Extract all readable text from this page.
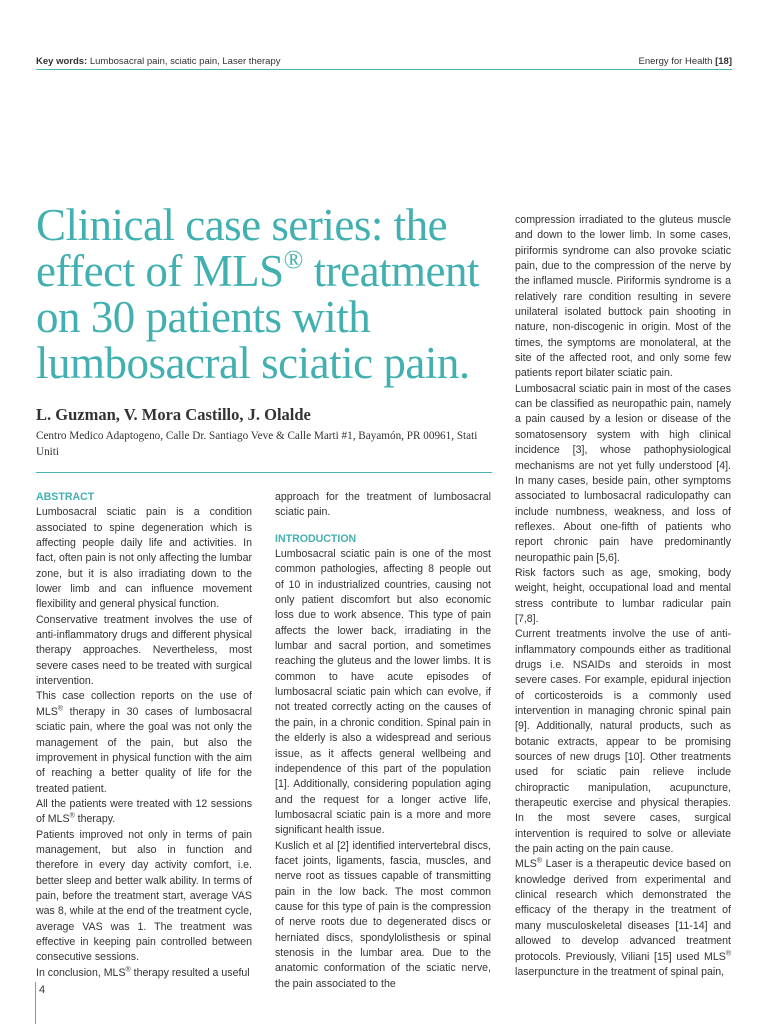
Key words: Lumbosacral pain, sciatic pain, Laser therapy	Energy for Health [18]
Clinical case series: the effect of MLS® treatment on 30 patients with lumbosacral sciatic pain.
L. Guzman, V. Mora Castillo, J. Olalde
Centro Medico Adaptogeno, Calle Dr. Santiago Veve & Calle Marti #1, Bayamón, PR 00961, Stati Uniti

ABSTRACT

Lumbosacral sciatic pain is a condition associated to spine degeneration which is affecting people daily life and activities. In fact, often pain is not only affecting the lumbar zone, but it is also irradiating down to the lower limb and can influence movement flexibility and general physical function.

Conservative treatment involves the use of anti-inflammatory drugs and different physical therapy approaches. Nevertheless, most severe cases need to be treated with surgical intervention.

This case collection reports on the use of MLS® therapy in 30 cases of lumbosacral sciatic pain, where the goal was not only the management of the pain, but also the improvement in physical function with the aim of reaching a better quality of life for the treated patient.

All the patients were treated with 12 sessions of MLS® therapy.

Patients improved not only in terms of pain management, but also in function and therefore in every day activity comfort, i.e. better sleep and better walk ability. In terms of pain, before the treatment start, average VAS was 8, while at the end of the treatment cycle, average VAS was 1. The treatment was effective in keeping pain controlled between consecutive sessions.

In conclusion, MLS® therapy resulted a useful

approach for the treatment of lumbosacral sciatic pain.

INTRODUCTION

Lumbosacral sciatic pain is one of the most common pathologies, affecting 8 people out of 10 in industrialized countries, causing not only patient discomfort but also economic loss due to work absence. This type of pain affects the lower back, irradiating in the lumbar and sacral portion, and sometimes reaching the gluteus and the lower limbs. It is common to have acute episodes of lumbosacral sciatic pain which can evolve, if not treated correctly acting on the causes of the pain, in a chronic condition. Spinal pain in the elderly is also a widespread and serious issue, as it affects general wellbeing and independence of this part of the population [1]. Additionally, considering population aging and the request for a longer active life, lumbosacral sciatic pain is a more and more significant health issue.

Kuslich et al [2] identified intervertebral discs, facet joints, ligaments, fascia, muscles, and nerve root as tissues capable of transmitting pain in the low back. The most common cause for this type of pain is the compression of nerve roots due to degenerated discs or herniated discs, spondylolisthesis or spinal stenosis in the lumbar area. Due to the anatomic conformation of the sciatic nerve, the pain associated to the

compression irradiated to the gluteus muscle and down to the lower limb. In some cases, piriformis syndrome can also provoke sciatic pain, due to the compression of the nerve by the inflamed muscle. Piriformis syndrome is a relatively rare condition resulting in severe unilateral isolated buttock pain shooting in nature, non-discogenic in origin. Most of the times, the symptoms are monolateral, at the site of the affected root, and only some few patients report bilater sciatic pain.

Lumbosacral sciatic pain in most of the cases can be classified as neuropathic pain, namely a pain caused by a lesion or disease of the somatosensory system with high clinical incidence [3], whose pathophysiological mechanisms are not yet fully understood [4]. In many cases, beside pain, other symptoms associated to lumbosacral radiculopathy can include numbness, weakness, and loss of reflexes. About one-fifth of patients who report chronic pain have predominantly neuropathic pain [5,6].

Risk factors such as age, smoking, body weight, height, occupational load and mental stress contribute to lumbar radicular pain [7,8].

Current treatments involve the use of anti-inflammatory compounds either as traditional drugs i.e. NSAIDs and steroids in most severe cases. For example, epidural injection of corticosteroids is a commonly used intervention in managing chronic spinal pain [9]. Additionally, natural products, such as botanic extracts, appear to be promising sources of new drugs [10]. Other treatments used for sciatic pain relieve include chiropractic manipulation, acupuncture, therapeutic exercise and physical therapies. In the most severe cases, surgical intervention is required to solve or alleviate the pain acting on the pain cause.

MLS® Laser is a therapeutic device based on knowledge derived from experimental and clinical research which demonstrated the efficacy of the therapy in the treatment of many musculoskeletal diseases [11-14] and allowed to develop advanced treatment protocols. Previously, Viliani [15] used MLS® laserpuncture in the treatment of spinal pain,

4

| EXERCISE DIRECTIONS |
Lines containing the word "associated" must be found in the data above and copied.

| EXPECTED ANSWER |
Lumbosacral sciatic pain is a condition associated to spine degeneration which is affecting people daily life and activities. In fact, often pain is not only affecting the lumbar zone, but it is also irradiating down to the lower limb and can influence movement flexibility and general physical function.
Kuslich et al [2] identified intervertebral discs, facet joints, ligaments, fascia, muscles, and nerve root as tissues capable of transmitting pain in the low back. The most common cause for this type of pain is the compression of nerve roots due to degenerated discs or herniated discs, spondylolisthesis or spinal stenosis in the lumbar area. Due to the anatomic conformation of the sciatic nerve, the pain associated to the
Lumbosacral sciatic pain in most of the cases can be classified as neuropathic pain, namely a pain caused by a lesion or disease of the somatosensory system with high clinical incidence [3], whose pathophysiological mechanisms are not yet fully understood [4]. In many cases, beside pain, other symptoms associated to lumbosacral radiculopathy can include numbness, weakness, and loss of reflexes. About one-fifth of patients who report chronic pain have predominantly neuropathic pain [5,6].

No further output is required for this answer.